*WHAT TO DO:*
Copy out lines with the word "name" from the material that follows.

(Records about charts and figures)
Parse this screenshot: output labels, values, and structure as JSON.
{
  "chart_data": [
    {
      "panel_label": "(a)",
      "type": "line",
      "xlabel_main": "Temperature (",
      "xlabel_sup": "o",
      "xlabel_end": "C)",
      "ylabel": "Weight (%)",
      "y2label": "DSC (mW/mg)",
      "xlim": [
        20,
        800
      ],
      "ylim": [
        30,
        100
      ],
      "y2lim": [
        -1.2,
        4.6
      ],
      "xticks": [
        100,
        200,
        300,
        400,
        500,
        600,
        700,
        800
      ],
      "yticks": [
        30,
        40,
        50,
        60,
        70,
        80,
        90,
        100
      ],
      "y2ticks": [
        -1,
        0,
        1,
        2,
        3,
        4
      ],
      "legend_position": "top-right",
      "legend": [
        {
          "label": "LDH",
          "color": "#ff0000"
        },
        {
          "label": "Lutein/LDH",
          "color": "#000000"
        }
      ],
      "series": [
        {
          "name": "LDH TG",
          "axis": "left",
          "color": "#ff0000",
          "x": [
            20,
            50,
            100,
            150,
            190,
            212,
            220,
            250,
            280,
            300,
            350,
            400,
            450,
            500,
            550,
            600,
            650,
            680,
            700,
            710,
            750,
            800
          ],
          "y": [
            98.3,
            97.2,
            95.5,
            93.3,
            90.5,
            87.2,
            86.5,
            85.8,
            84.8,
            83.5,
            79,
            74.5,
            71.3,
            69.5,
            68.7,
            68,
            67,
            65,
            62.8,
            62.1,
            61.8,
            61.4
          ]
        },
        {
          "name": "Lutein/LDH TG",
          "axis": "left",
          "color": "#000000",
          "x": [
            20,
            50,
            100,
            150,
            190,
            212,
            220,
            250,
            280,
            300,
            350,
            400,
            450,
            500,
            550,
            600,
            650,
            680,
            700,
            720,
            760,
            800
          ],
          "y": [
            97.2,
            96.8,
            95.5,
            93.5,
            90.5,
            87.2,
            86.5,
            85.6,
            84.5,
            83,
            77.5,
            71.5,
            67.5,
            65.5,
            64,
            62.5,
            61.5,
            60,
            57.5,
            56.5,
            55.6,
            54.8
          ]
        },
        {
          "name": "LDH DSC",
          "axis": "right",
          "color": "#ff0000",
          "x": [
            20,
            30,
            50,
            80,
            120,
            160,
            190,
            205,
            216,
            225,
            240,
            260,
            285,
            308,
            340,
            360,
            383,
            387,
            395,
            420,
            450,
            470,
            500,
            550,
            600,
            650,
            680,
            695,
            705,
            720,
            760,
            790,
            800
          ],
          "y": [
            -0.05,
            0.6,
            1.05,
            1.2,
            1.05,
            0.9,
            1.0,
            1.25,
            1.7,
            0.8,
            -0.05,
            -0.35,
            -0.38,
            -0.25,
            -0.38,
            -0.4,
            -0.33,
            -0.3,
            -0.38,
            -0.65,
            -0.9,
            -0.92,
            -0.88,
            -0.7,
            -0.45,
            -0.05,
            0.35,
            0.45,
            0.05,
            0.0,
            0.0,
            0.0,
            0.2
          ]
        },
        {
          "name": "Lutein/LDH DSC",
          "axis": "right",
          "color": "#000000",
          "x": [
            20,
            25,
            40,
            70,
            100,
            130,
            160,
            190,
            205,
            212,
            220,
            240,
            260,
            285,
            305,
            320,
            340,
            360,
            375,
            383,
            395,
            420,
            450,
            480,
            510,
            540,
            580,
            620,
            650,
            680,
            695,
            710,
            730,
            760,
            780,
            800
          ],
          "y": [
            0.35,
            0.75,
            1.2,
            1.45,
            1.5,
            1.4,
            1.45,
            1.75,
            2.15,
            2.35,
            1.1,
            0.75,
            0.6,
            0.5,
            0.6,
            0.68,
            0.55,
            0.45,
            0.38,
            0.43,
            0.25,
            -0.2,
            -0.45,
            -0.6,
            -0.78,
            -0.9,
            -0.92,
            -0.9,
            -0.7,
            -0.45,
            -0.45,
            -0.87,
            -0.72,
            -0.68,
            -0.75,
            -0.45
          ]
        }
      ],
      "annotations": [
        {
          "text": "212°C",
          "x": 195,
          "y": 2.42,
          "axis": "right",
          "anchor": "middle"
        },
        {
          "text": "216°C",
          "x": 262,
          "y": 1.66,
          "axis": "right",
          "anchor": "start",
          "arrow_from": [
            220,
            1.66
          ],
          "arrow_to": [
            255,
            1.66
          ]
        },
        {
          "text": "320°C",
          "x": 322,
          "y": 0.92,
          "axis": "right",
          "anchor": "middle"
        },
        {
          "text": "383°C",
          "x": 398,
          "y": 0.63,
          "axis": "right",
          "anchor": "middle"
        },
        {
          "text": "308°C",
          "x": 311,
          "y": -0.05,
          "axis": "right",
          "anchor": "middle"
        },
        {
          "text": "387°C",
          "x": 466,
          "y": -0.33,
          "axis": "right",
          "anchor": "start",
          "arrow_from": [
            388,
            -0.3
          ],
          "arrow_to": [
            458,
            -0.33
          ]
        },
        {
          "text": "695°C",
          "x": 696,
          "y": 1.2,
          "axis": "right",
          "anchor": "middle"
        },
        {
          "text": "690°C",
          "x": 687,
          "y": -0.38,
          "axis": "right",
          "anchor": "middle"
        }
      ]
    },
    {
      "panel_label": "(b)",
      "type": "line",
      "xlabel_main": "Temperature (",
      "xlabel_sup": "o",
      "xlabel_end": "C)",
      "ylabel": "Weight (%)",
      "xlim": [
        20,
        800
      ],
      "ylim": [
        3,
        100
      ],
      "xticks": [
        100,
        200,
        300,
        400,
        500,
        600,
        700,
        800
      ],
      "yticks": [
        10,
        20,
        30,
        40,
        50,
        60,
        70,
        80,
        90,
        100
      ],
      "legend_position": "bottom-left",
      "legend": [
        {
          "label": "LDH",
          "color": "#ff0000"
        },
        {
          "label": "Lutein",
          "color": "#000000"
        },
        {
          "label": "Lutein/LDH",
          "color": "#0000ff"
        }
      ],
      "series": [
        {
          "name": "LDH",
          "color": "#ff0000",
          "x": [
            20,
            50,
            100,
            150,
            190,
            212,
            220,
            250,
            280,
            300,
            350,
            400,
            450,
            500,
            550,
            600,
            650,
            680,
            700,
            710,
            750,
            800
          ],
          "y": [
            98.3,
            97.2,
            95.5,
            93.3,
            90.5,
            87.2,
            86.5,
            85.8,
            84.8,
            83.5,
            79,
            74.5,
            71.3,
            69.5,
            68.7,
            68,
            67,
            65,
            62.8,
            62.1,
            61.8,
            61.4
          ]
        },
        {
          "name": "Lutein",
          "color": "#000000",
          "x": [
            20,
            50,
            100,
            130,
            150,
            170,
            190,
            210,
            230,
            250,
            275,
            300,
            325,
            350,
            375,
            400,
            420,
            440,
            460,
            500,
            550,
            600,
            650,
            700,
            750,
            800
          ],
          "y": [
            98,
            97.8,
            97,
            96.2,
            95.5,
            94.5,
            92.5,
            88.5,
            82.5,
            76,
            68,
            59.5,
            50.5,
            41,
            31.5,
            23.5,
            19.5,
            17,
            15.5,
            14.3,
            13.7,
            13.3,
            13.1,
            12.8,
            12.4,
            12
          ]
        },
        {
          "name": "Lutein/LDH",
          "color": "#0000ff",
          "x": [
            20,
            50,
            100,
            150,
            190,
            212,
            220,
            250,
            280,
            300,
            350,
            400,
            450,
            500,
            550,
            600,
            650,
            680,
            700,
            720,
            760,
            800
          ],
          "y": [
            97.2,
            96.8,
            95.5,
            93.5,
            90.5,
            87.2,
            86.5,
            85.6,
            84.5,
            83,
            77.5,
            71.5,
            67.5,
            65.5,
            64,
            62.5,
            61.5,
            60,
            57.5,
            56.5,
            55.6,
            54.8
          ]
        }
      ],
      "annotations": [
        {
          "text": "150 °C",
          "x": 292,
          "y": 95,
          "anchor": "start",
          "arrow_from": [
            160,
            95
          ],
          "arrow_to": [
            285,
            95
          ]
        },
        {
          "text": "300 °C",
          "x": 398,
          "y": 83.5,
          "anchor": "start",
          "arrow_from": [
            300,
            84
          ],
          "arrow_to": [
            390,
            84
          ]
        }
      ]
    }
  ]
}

*REPLY:*
          "name": "LDH TG",
          "name": "Lutein/LDH TG",
          "name": "LDH DSC",
          "name": "Lutein/LDH DSC",
          "name": "LDH",
          "name": "Lutein",
          "name": "Lutein/LDH",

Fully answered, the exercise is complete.